- DIRECTIONS FOR THIS TASK
What is the number of lines in these entries that contain "document"? State it alone.

- RECORD EXCERPTS
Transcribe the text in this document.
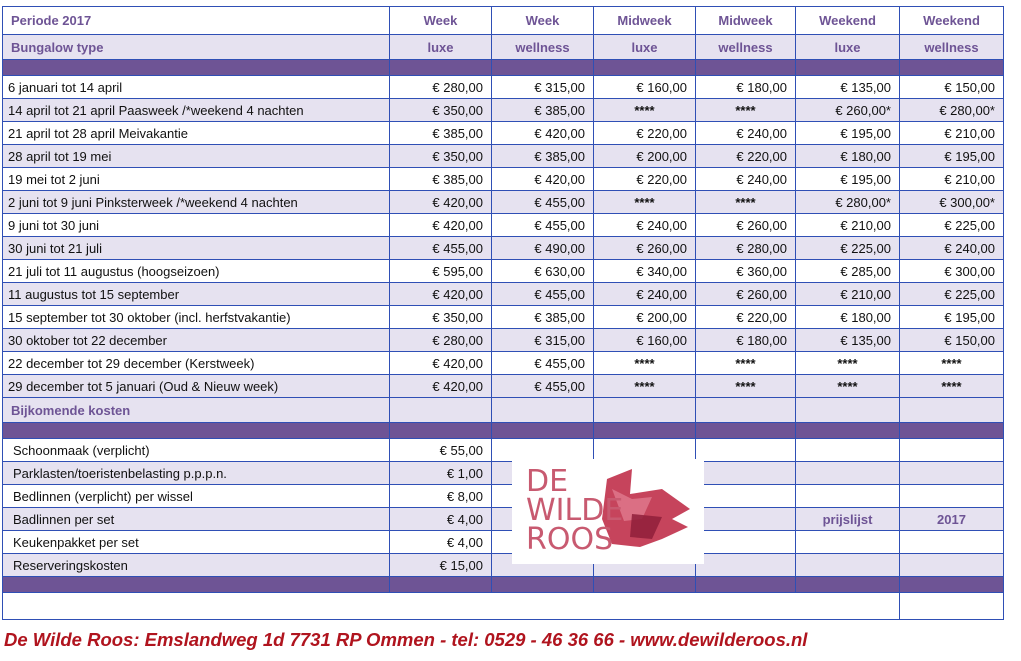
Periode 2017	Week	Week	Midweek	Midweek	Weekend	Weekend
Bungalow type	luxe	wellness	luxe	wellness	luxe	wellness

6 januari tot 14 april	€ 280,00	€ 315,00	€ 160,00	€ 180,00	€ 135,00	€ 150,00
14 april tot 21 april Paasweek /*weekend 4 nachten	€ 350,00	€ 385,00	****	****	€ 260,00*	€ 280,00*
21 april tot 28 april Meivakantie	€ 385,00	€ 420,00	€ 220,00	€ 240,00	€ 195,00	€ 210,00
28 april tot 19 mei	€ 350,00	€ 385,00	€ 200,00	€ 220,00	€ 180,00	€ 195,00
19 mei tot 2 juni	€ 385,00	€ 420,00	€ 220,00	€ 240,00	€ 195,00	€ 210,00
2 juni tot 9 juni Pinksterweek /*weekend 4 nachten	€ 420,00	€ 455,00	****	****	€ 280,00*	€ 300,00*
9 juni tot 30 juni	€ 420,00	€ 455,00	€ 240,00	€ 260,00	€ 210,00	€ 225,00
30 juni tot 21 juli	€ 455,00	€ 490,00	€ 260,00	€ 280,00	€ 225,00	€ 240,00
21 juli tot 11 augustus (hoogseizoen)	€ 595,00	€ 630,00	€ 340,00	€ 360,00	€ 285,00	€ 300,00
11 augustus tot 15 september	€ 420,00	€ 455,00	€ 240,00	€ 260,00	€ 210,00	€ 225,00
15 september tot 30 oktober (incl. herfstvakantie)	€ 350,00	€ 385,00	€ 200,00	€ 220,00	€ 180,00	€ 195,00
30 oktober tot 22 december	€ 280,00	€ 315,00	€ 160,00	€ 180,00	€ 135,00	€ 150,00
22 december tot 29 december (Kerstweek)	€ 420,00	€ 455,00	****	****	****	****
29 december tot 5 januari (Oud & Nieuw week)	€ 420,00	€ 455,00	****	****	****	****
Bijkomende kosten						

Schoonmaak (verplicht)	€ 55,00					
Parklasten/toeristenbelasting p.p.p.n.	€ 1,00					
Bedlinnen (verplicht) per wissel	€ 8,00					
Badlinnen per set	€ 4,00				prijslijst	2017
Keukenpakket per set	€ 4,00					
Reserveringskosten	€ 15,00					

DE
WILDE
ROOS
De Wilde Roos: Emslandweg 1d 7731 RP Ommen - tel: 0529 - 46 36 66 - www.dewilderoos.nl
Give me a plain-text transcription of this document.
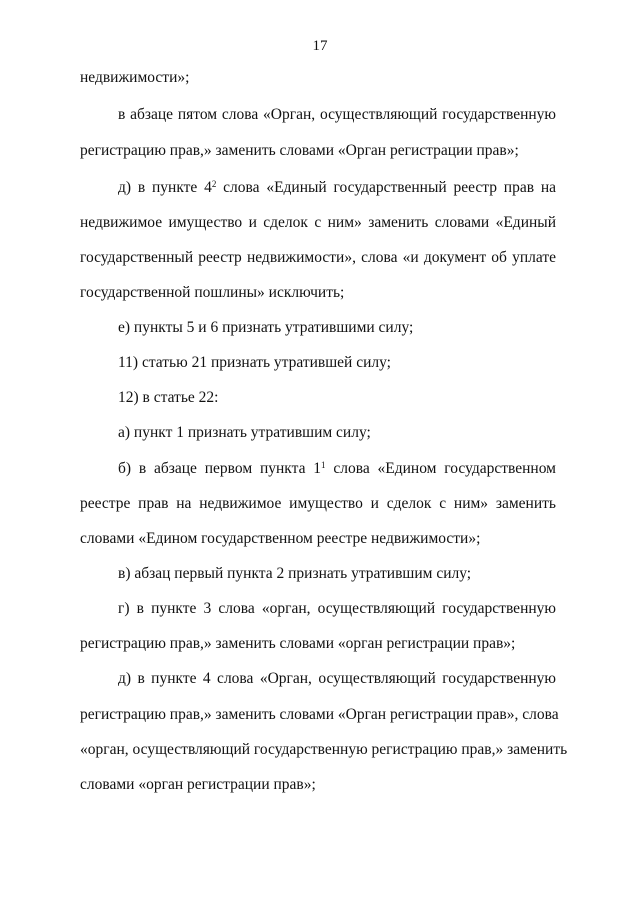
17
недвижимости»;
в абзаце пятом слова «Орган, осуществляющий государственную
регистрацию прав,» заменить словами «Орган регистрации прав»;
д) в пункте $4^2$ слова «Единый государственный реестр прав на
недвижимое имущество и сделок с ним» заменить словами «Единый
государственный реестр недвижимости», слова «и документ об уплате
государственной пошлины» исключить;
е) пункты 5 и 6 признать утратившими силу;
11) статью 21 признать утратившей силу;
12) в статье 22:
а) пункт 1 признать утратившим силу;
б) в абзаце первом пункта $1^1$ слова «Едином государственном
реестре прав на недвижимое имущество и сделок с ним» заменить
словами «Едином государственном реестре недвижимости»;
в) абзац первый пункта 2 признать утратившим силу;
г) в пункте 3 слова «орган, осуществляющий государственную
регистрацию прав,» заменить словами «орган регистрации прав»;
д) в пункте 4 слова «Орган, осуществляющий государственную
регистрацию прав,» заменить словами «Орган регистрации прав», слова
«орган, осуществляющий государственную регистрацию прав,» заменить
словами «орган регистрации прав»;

- ANSWER FOR THE TASK
2